▸ **What is required**:
Extract the entries in their exact form.
-- Start Material for this exercise --
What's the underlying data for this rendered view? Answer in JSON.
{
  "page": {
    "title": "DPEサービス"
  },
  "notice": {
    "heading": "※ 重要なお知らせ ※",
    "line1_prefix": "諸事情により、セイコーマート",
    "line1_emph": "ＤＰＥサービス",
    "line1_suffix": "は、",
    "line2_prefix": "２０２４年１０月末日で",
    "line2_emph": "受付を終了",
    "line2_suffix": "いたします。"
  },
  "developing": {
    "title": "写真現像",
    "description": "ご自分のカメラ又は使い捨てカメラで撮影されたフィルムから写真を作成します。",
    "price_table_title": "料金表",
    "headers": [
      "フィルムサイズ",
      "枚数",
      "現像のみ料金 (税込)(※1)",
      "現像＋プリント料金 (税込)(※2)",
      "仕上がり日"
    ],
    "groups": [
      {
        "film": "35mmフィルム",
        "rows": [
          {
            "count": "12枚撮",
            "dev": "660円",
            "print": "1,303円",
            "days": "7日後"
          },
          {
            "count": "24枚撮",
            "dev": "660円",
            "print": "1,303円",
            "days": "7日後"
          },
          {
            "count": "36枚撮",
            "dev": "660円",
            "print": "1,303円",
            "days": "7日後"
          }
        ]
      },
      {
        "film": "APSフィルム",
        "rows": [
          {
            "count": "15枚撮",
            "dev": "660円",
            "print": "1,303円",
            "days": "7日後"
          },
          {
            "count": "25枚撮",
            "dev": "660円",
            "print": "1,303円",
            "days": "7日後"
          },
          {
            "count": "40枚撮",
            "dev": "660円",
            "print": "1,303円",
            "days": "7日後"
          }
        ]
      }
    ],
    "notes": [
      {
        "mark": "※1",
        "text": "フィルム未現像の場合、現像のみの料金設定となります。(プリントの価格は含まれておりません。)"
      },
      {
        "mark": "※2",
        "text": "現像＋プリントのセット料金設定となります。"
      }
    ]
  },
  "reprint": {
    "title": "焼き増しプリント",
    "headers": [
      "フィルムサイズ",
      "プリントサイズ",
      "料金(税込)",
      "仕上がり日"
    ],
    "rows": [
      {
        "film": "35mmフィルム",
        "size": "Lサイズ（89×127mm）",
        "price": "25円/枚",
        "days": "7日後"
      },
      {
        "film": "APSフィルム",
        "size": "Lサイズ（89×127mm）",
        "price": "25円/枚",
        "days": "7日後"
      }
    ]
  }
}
-- End Material for this exercise --
▸ **Completed exercise**:
What's the underlying data for this rendered view? Answer in JSON.
{
  "page": {
    "title": "DPEサービス"
  },
  "notice": {
    "heading": "※ 重要なお知らせ ※",
    "line1_prefix": "諸事情により、セイコーマート",
    "line1_emph": "ＤＰＥサービス",
    "line1_suffix": "は、",
    "line2_prefix": "２０２４年１０月末日で",
    "line2_emph": "受付を終了",
    "line2_suffix": "いたします。"
  },
  "developing": {
    "title": "写真現像",
    "description": "ご自分のカメラ又は使い捨てカメラで撮影されたフィルムから写真を作成します。",
    "price_table_title": "料金表",
    "headers": [
      "フィルムサイズ",
      "枚数",
      "現像のみ料金 (税込)(※1)",
      "現像＋プリント料金 (税込)(※2)",
      "仕上がり日"
    ],
    "groups": [
      {
        "film": "35mmフィルム",
        "rows": [
          {
            "count": "12枚撮",
            "dev": "660円",
            "print": "1,303円",
            "days": "7日後"
          },
          {
            "count": "24枚撮",
            "dev": "660円",
            "print": "1,303円",
            "days": "7日後"
          },
          {
            "count": "36枚撮",
            "dev": "660円",
            "print": "1,303円",
            "days": "7日後"
          }
        ]
      },
      {
        "film": "APSフィルム",
        "rows": [
          {
            "count": "15枚撮",
            "dev": "660円",
            "print": "1,303円",
            "days": "7日後"
          },
          {
            "count": "25枚撮",
            "dev": "660円",
            "print": "1,303円",
            "days": "7日後"
          },
          {
            "count": "40枚撮",
            "dev": "660円",
            "print": "1,303円",
            "days": "7日後"
          }
        ]
      }
    ],
    "notes": [
      {
        "mark": "※1",
        "text": "フィルム未現像の場合、現像のみの料金設定となります。(プリントの価格は含まれておりません。)"
      },
      {
        "mark": "※2",
        "text": "現像＋プリントのセット料金設定となります。"
      }
    ]
  },
  "reprint": {
    "title": "焼き増しプリント",
    "headers": [
      "フィルムサイズ",
      "プリントサイズ",
      "料金(税込)",
      "仕上がり日"
    ],
    "rows": [
      {
        "film": "35mmフィルム",
        "size": "Lサイズ（89×127mm）",
        "price": "25円/枚",
        "days": "7日後"
      },
      {
        "film": "APSフィルム",
        "size": "Lサイズ（89×127mm）",
        "price": "25円/枚",
        "days": "7日後"
      }
    ]
  }
}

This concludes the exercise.